--- START Dataset content ---

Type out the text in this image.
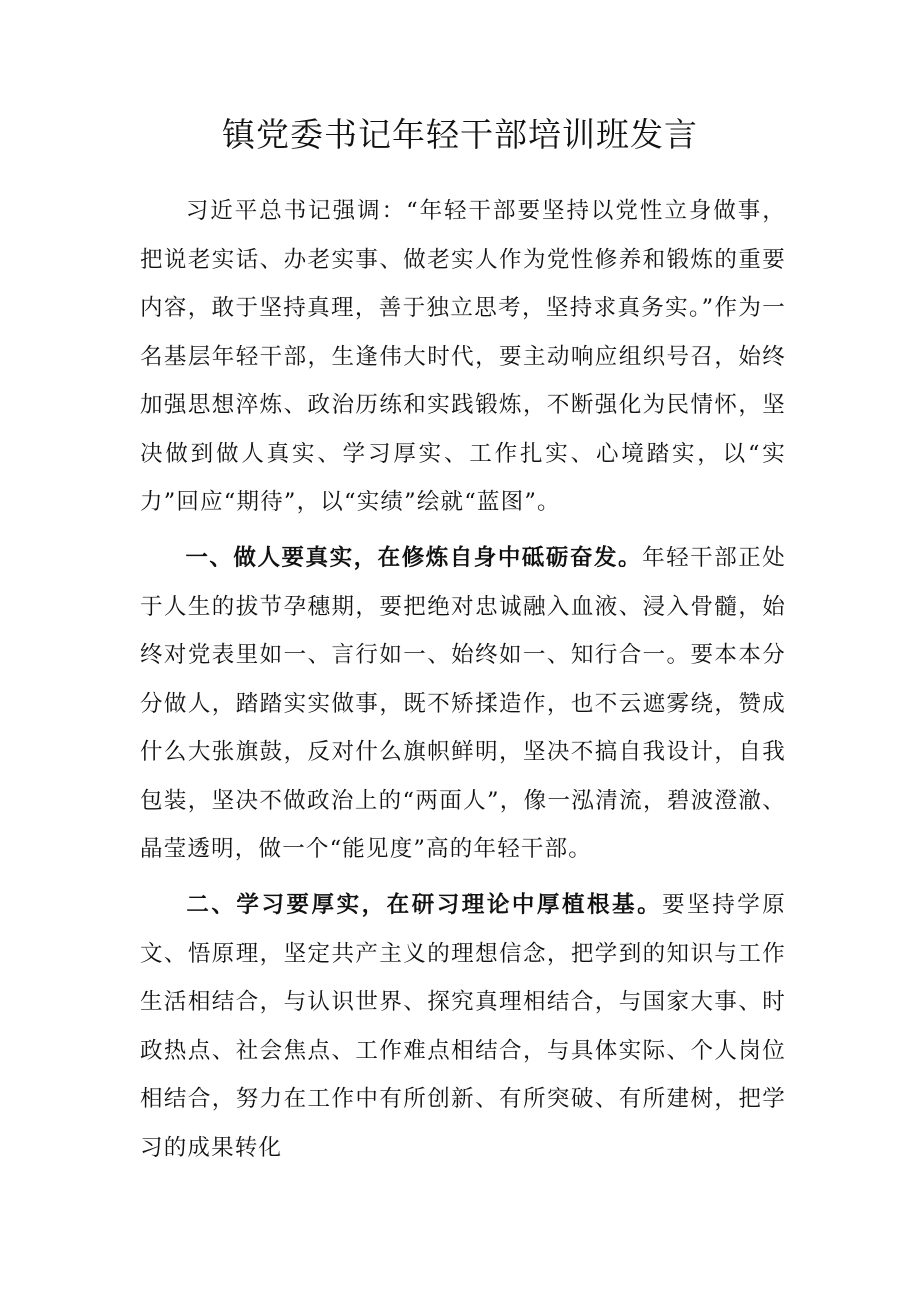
镇党委书记年轻干部培训班发言

习近平总书记强调：“年轻干部要坚持以党性立身做事，把说老实话、办老实事、做老实人作为党性修养和锻炼的重要内容，敢于坚持真理，善于独立思考，坚持求真务实。”作为一名基层年轻干部，生逢伟大时代，要主动响应组织号召，始终加强思想淬炼、政治历练和实践锻炼，不断强化为民情怀，坚决做到做人真实、学习厚实、工作扎实、心境踏实，以“实力”回应“期待”，以“实绩”绘就“蓝图”。

一、做人要真实，在修炼自身中砥砺奋发。年轻干部正处于人生的拔节孕穗期，要把绝对忠诚融入血液、浸入骨髓，始终对党表里如一、言行如一、始终如一、知行合一。要本本分分做人，踏踏实实做事，既不矫揉造作，也不云遮雾绕，赞成什么大张旗鼓，反对什么旗帜鲜明，坚决不搞自我设计，自我包装，坚决不做政治上的“两面人”，像一泓清流，碧波澄澈、晶莹透明，做一个“能见度”高的年轻干部。

二、学习要厚实，在研习理论中厚植根基。要坚持学原文、悟原理，坚定共产主义的理想信念，把学到的知识与工作生活相结合，与认识世界、探究真理相结合，与国家大事、时政热点、社会焦点、工作难点相结合，与具体实际、个人岗位相结合，努力在工作中有所创新、有所突破、有所建树，把学习的成果转化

--- END Dataset content ---

- [What to do]: Omit pictures; set down the rest of the material word for word.

- [Response to the exercise]:
Type out the text in this image.
镇党委书记年轻干部培训班发言

习近平总书记强调：“年轻干部要坚持以党性立身做事，把说老实话、办老实事、做老实人作为党性修养和锻炼的重要内容，敢于坚持真理，善于独立思考，坚持求真务实。”作为一名基层年轻干部，生逢伟大时代，要主动响应组织号召，始终加强思想淬炼、政治历练和实践锻炼，不断强化为民情怀，坚决做到做人真实、学习厚实、工作扎实、心境踏实，以“实力”回应“期待”，以“实绩”绘就“蓝图”。

一、做人要真实，在修炼自身中砥砺奋发。年轻干部正处于人生的拔节孕穗期，要把绝对忠诚融入血液、浸入骨髓，始终对党表里如一、言行如一、始终如一、知行合一。要本本分分做人，踏踏实实做事，既不矫揉造作，也不云遮雾绕，赞成什么大张旗鼓，反对什么旗帜鲜明，坚决不搞自我设计，自我包装，坚决不做政治上的“两面人”，像一泓清流，碧波澄澈、晶莹透明，做一个“能见度”高的年轻干部。

二、学习要厚实，在研习理论中厚植根基。要坚持学原文、悟原理，坚定共产主义的理想信念，把学到的知识与工作生活相结合，与认识世界、探究真理相结合，与国家大事、时政热点、社会焦点、工作难点相结合，与具体实际、个人岗位相结合，努力在工作中有所创新、有所突破、有所建树，把学习的成果转化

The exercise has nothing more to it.